- **What the task requires**: Reproduce the entries starting at the beginning and ending at the line that contains "718, 1017, 776]", with "TopoShieldCalc" renamed to "ShieldCalc" and everything else unchanged.
BEGIN Provided information
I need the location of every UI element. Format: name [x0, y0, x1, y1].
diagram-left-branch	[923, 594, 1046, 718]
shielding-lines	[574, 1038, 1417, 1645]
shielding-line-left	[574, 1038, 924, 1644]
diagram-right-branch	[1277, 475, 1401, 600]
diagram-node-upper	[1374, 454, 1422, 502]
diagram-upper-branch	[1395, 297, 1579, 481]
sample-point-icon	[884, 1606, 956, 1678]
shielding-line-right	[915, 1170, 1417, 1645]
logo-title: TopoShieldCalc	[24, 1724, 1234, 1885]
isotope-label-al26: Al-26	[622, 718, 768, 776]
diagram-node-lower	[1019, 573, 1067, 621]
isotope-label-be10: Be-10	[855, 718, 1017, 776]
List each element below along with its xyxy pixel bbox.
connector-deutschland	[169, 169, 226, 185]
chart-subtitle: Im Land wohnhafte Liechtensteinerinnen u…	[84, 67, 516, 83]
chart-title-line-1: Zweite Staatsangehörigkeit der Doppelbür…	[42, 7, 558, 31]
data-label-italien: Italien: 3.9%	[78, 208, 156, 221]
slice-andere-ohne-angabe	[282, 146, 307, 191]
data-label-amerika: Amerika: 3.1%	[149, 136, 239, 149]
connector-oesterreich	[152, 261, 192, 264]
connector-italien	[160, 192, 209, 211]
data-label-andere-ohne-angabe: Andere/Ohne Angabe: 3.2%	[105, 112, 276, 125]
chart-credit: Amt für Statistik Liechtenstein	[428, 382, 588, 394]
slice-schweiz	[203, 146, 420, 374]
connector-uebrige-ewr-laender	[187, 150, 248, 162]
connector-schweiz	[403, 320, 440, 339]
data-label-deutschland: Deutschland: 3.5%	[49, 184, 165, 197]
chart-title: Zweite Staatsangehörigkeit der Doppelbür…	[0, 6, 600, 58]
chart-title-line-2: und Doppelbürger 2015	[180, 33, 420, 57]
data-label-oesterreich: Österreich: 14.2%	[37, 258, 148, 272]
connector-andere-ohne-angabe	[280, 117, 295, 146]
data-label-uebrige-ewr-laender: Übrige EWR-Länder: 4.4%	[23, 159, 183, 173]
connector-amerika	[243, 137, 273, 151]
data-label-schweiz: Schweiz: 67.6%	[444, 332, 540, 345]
END Provided information
- **Full response**:
I need the location of every UI element. Format: name [x0, y0, x1, y1].
diagram-left-branch	[923, 594, 1046, 718]
shielding-lines	[574, 1038, 1417, 1645]
shielding-line-left	[574, 1038, 924, 1644]
diagram-right-branch	[1277, 475, 1401, 600]
diagram-node-upper	[1374, 454, 1422, 502]
diagram-upper-branch	[1395, 297, 1579, 481]
sample-point-icon	[884, 1606, 956, 1678]
shielding-line-right	[915, 1170, 1417, 1645]
logo-title: ShieldCalc	[24, 1724, 1234, 1885]
isotope-label-al26: Al-26	[622, 718, 768, 776]
diagram-node-lower	[1019, 573, 1067, 621]
isotope-label-be10: Be-10	[855, 718, 1017, 776]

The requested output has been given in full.